=== EXERCISE AIM ===
Word for word, give the material below again, minus any images.

=== DATA SUPPLIED ===
■ ■ ■ ■ ■ ■ ■

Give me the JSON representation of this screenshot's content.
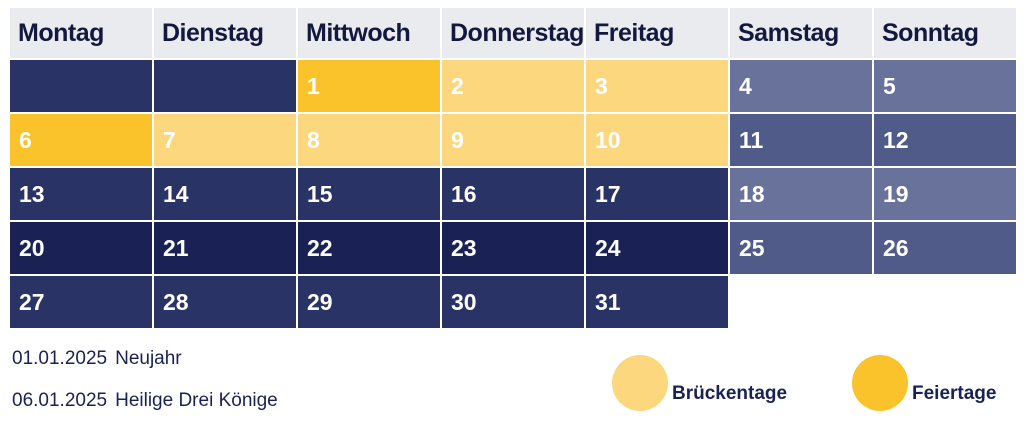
{
  "weekdays": [
    "Montag",
    "Dienstag",
    "Mittwoch",
    "Donnerstag",
    "Freitag",
    "Samstag",
    "Sonntag"
  ],
  "rows": [
    [
      "",
      "",
      "1",
      "2",
      "3",
      "4",
      "5"
    ],
    [
      "6",
      "7",
      "8",
      "9",
      "10",
      "11",
      "12"
    ],
    [
      "13",
      "14",
      "15",
      "16",
      "17",
      "18",
      "19"
    ],
    [
      "20",
      "21",
      "22",
      "23",
      "24",
      "25",
      "26"
    ],
    [
      "27",
      "28",
      "29",
      "30",
      "31"
    ]
  ],
  "holidays": [
    {
      "date": "01.01.2025",
      "name": "Neujahr"
    },
    {
      "date": "06.01.2025",
      "name": "Heilige Drei Könige"
    }
  ],
  "legend": {
    "bridge_label": "Brückentage",
    "holiday_label": "Feiertage"
  },
  "colors": {
    "header_bg": "#e9ebee",
    "navy": "#293366",
    "dark_navy": "#1a2154",
    "weekend_light": "#68729a",
    "weekend_dark": "#515b8a",
    "holiday": "#fbc32b",
    "bridge_day": "#fcd77e"
  }
}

■ ■ ■ ■ ■ ■ ■

=== EXERCISE RESPONSE ===
Give me the JSON representation of this screenshot's content.
{
  "weekdays": [
    "Montag",
    "Dienstag",
    "Mittwoch",
    "Donnerstag",
    "Freitag",
    "Samstag",
    "Sonntag"
  ],
  "rows": [
    [
      "",
      "",
      "1",
      "2",
      "3",
      "4",
      "5"
    ],
    [
      "6",
      "7",
      "8",
      "9",
      "10",
      "11",
      "12"
    ],
    [
      "13",
      "14",
      "15",
      "16",
      "17",
      "18",
      "19"
    ],
    [
      "20",
      "21",
      "22",
      "23",
      "24",
      "25",
      "26"
    ],
    [
      "27",
      "28",
      "29",
      "30",
      "31"
    ]
  ],
  "holidays": [
    {
      "date": "01.01.2025",
      "name": "Neujahr"
    },
    {
      "date": "06.01.2025",
      "name": "Heilige Drei Könige"
    }
  ],
  "legend": {
    "bridge_label": "Brückentage",
    "holiday_label": "Feiertage"
  },
  "colors": {
    "header_bg": "#e9ebee",
    "navy": "#293366",
    "dark_navy": "#1a2154",
    "weekend_light": "#68729a",
    "weekend_dark": "#515b8a",
    "holiday": "#fbc32b",
    "bridge_day": "#fcd77e"
  }
}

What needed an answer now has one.